■ **What to produce**:
Retype the tail of the data exactly, starting at the line containing "Transcribe the text in this document." and stopping at the last line.

■ **Task material**:
____________________
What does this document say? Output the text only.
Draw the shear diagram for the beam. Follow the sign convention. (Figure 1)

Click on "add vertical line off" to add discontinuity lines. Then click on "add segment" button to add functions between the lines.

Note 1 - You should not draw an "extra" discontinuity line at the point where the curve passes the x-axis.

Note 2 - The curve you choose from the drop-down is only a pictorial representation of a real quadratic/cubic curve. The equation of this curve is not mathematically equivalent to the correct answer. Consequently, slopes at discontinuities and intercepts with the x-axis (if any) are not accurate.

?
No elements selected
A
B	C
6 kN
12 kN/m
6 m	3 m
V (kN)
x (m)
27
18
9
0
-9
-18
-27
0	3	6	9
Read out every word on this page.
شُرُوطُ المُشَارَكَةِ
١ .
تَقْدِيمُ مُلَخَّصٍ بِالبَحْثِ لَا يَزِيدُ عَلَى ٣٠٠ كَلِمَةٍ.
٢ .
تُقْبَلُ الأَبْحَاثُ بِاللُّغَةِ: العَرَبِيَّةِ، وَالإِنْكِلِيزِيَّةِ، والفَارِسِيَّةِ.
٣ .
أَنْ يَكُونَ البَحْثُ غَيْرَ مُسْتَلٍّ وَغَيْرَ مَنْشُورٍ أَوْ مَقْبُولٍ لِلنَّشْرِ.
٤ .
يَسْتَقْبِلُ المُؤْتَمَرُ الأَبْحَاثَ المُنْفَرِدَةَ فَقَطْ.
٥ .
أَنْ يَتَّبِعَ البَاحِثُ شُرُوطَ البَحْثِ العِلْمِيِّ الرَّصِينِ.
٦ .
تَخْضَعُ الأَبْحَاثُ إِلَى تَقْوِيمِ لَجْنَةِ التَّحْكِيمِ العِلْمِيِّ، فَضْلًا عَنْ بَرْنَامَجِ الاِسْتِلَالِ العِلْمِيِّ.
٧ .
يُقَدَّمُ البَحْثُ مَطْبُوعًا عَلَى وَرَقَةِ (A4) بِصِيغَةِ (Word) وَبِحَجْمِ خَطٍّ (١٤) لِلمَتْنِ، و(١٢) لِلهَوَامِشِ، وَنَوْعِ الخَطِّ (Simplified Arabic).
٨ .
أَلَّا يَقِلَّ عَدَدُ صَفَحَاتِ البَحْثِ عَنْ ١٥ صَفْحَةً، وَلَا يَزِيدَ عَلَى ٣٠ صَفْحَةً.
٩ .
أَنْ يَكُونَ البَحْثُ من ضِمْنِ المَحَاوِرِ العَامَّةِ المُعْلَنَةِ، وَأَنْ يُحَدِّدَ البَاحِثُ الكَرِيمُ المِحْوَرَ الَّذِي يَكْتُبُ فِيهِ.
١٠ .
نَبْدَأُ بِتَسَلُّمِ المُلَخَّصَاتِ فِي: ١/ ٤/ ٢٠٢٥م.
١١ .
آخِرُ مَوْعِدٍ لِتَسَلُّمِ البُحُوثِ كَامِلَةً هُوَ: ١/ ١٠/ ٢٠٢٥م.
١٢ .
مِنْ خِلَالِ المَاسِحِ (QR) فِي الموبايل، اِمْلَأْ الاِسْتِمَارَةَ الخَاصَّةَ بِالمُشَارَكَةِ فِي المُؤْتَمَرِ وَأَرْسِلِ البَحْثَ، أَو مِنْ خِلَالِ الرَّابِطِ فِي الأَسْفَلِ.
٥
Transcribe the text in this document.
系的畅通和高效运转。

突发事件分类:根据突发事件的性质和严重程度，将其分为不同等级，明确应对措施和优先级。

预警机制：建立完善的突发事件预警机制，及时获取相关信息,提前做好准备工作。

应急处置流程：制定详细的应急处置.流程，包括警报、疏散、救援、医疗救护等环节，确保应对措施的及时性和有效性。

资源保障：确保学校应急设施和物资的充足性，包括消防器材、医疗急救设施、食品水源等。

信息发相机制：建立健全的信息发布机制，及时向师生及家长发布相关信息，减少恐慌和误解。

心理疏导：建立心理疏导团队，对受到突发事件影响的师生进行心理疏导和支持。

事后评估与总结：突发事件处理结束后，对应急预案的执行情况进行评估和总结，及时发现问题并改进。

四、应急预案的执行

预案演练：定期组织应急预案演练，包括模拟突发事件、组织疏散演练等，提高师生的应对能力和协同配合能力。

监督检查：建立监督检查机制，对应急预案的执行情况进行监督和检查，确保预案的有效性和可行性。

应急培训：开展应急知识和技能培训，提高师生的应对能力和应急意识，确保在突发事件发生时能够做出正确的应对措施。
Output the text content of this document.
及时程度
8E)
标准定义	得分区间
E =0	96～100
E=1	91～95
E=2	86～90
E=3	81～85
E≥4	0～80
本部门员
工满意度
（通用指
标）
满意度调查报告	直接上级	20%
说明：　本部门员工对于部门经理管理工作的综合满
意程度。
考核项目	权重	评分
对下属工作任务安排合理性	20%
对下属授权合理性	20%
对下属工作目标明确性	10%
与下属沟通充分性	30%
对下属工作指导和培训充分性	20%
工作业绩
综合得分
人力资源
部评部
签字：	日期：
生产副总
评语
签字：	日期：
____________________
■ **Output**:
Transcribe the text in this document.
系的畅通和高效运转。

突发事件分类:根据突发事件的性质和严重程度，将其分为不同等级，明确应对措施和优先级。

预警机制：建立完善的突发事件预警机制，及时获取相关信息,提前做好准备工作。

应急处置流程：制定详细的应急处置.流程，包括警报、疏散、救援、医疗救护等环节，确保应对措施的及时性和有效性。

资源保障：确保学校应急设施和物资的充足性，包括消防器材、医疗急救设施、食品水源等。

信息发相机制：建立健全的信息发布机制，及时向师生及家长发布相关信息，减少恐慌和误解。

心理疏导：建立心理疏导团队，对受到突发事件影响的师生进行心理疏导和支持。

事后评估与总结：突发事件处理结束后，对应急预案的执行情况进行评估和总结，及时发现问题并改进。

四、应急预案的执行

预案演练：定期组织应急预案演练，包括模拟突发事件、组织疏散演练等，提高师生的应对能力和协同配合能力。

监督检查：建立监督检查机制，对应急预案的执行情况进行监督和检查，确保预案的有效性和可行性。

应急培训：开展应急知识和技能培训，提高师生的应对能力和应急意识，确保在突发事件发生时能够做出正确的应对措施。
Output the text content of this document.
及时程度
8E)
标准定义	得分区间
E =0	96～100
E=1	91～95
E=2	86～90
E=3	81～85
E≥4	0～80
本部门员
工满意度
（通用指
标）
满意度调查报告	直接上级	20%
说明：　本部门员工对于部门经理管理工作的综合满
意程度。
考核项目	权重	评分
对下属工作任务安排合理性	20%
对下属授权合理性	20%
对下属工作目标明确性	10%
与下属沟通充分性	30%
对下属工作指导和培训充分性	20%
工作业绩
综合得分
人力资源
部评部
签字：	日期：
生产副总
评语
签字：	日期：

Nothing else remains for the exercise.